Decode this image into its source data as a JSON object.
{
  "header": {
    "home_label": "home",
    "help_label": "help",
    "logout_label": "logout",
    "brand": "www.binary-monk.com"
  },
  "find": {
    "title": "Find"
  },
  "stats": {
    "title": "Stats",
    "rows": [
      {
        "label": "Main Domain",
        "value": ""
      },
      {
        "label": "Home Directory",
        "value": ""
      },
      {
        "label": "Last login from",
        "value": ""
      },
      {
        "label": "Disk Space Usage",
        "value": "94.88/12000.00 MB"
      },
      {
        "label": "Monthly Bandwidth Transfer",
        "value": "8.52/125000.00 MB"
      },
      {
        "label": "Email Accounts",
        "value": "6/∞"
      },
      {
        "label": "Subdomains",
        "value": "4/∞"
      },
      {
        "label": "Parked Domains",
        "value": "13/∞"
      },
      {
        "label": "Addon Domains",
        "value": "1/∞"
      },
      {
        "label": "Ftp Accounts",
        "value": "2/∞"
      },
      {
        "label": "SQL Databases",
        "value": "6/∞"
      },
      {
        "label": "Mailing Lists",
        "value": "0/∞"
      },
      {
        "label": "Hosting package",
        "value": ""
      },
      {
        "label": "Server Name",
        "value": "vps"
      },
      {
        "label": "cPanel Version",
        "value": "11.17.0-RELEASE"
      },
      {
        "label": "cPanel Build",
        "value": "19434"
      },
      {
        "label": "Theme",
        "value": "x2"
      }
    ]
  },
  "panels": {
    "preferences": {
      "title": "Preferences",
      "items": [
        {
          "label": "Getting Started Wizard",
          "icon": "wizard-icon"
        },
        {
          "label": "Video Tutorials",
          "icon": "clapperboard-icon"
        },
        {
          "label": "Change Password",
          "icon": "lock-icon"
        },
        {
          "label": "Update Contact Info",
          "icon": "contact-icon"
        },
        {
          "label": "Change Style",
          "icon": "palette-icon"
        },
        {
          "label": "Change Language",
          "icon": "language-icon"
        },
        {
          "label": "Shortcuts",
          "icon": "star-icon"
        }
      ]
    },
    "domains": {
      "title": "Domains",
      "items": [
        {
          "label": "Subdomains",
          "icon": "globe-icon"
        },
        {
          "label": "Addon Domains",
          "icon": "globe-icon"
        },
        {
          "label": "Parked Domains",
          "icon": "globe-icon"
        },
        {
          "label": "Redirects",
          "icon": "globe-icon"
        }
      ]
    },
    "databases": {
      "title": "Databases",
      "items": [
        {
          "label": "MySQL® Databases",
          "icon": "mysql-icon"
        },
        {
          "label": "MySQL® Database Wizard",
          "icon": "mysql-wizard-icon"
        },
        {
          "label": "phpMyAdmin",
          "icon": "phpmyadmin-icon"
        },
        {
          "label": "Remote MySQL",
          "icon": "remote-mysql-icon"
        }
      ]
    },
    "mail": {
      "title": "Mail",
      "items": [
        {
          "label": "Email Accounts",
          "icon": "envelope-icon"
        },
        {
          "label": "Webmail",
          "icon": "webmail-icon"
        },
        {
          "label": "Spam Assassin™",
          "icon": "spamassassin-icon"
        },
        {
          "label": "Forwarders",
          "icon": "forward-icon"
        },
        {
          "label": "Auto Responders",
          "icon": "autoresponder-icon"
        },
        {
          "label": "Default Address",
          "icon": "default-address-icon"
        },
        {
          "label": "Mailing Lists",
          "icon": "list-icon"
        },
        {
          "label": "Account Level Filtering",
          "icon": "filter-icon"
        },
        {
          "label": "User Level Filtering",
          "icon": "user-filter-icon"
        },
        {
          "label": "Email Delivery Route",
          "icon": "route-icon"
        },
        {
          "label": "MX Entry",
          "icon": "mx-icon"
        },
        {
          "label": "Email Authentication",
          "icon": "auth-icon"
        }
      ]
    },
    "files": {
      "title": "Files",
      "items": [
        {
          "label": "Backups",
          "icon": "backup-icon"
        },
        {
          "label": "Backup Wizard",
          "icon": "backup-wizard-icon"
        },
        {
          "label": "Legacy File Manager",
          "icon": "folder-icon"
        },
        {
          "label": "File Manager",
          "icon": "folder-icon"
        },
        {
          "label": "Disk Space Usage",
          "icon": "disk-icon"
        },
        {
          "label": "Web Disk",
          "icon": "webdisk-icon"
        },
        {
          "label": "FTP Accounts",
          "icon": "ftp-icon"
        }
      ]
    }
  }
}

* * * * * * *

Please repeat the listing exactly, with nothing left out.

Answer to this exercise
Decode this image into its source data as a JSON object.
{
  "header": {
    "home_label": "home",
    "help_label": "help",
    "logout_label": "logout",
    "brand": "www.binary-monk.com"
  },
  "find": {
    "title": "Find"
  },
  "stats": {
    "title": "Stats",
    "rows": [
      {
        "label": "Main Domain",
        "value": ""
      },
      {
        "label": "Home Directory",
        "value": ""
      },
      {
        "label": "Last login from",
        "value": ""
      },
      {
        "label": "Disk Space Usage",
        "value": "94.88/12000.00 MB"
      },
      {
        "label": "Monthly Bandwidth Transfer",
        "value": "8.52/125000.00 MB"
      },
      {
        "label": "Email Accounts",
        "value": "6/∞"
      },
      {
        "label": "Subdomains",
        "value": "4/∞"
      },
      {
        "label": "Parked Domains",
        "value": "13/∞"
      },
      {
        "label": "Addon Domains",
        "value": "1/∞"
      },
      {
        "label": "Ftp Accounts",
        "value": "2/∞"
      },
      {
        "label": "SQL Databases",
        "value": "6/∞"
      },
      {
        "label": "Mailing Lists",
        "value": "0/∞"
      },
      {
        "label": "Hosting package",
        "value": ""
      },
      {
        "label": "Server Name",
        "value": "vps"
      },
      {
        "label": "cPanel Version",
        "value": "11.17.0-RELEASE"
      },
      {
        "label": "cPanel Build",
        "value": "19434"
      },
      {
        "label": "Theme",
        "value": "x2"
      }
    ]
  },
  "panels": {
    "preferences": {
      "title": "Preferences",
      "items": [
        {
          "label": "Getting Started Wizard",
          "icon": "wizard-icon"
        },
        {
          "label": "Video Tutorials",
          "icon": "clapperboard-icon"
        },
        {
          "label": "Change Password",
          "icon": "lock-icon"
        },
        {
          "label": "Update Contact Info",
          "icon": "contact-icon"
        },
        {
          "label": "Change Style",
          "icon": "palette-icon"
        },
        {
          "label": "Change Language",
          "icon": "language-icon"
        },
        {
          "label": "Shortcuts",
          "icon": "star-icon"
        }
      ]
    },
    "domains": {
      "title": "Domains",
      "items": [
        {
          "label": "Subdomains",
          "icon": "globe-icon"
        },
        {
          "label": "Addon Domains",
          "icon": "globe-icon"
        },
        {
          "label": "Parked Domains",
          "icon": "globe-icon"
        },
        {
          "label": "Redirects",
          "icon": "globe-icon"
        }
      ]
    },
    "databases": {
      "title": "Databases",
      "items": [
        {
          "label": "MySQL® Databases",
          "icon": "mysql-icon"
        },
        {
          "label": "MySQL® Database Wizard",
          "icon": "mysql-wizard-icon"
        },
        {
          "label": "phpMyAdmin",
          "icon": "phpmyadmin-icon"
        },
        {
          "label": "Remote MySQL",
          "icon": "remote-mysql-icon"
        }
      ]
    },
    "mail": {
      "title": "Mail",
      "items": [
        {
          "label": "Email Accounts",
          "icon": "envelope-icon"
        },
        {
          "label": "Webmail",
          "icon": "webmail-icon"
        },
        {
          "label": "Spam Assassin™",
          "icon": "spamassassin-icon"
        },
        {
          "label": "Forwarders",
          "icon": "forward-icon"
        },
        {
          "label": "Auto Responders",
          "icon": "autoresponder-icon"
        },
        {
          "label": "Default Address",
          "icon": "default-address-icon"
        },
        {
          "label": "Mailing Lists",
          "icon": "list-icon"
        },
        {
          "label": "Account Level Filtering",
          "icon": "filter-icon"
        },
        {
          "label": "User Level Filtering",
          "icon": "user-filter-icon"
        },
        {
          "label": "Email Delivery Route",
          "icon": "route-icon"
        },
        {
          "label": "MX Entry",
          "icon": "mx-icon"
        },
        {
          "label": "Email Authentication",
          "icon": "auth-icon"
        }
      ]
    },
    "files": {
      "title": "Files",
      "items": [
        {
          "label": "Backups",
          "icon": "backup-icon"
        },
        {
          "label": "Backup Wizard",
          "icon": "backup-wizard-icon"
        },
        {
          "label": "Legacy File Manager",
          "icon": "folder-icon"
        },
        {
          "label": "File Manager",
          "icon": "folder-icon"
        },
        {
          "label": "Disk Space Usage",
          "icon": "disk-icon"
        },
        {
          "label": "Web Disk",
          "icon": "webdisk-icon"
        },
        {
          "label": "FTP Accounts",
          "icon": "ftp-icon"
        }
      ]
    }
  }
}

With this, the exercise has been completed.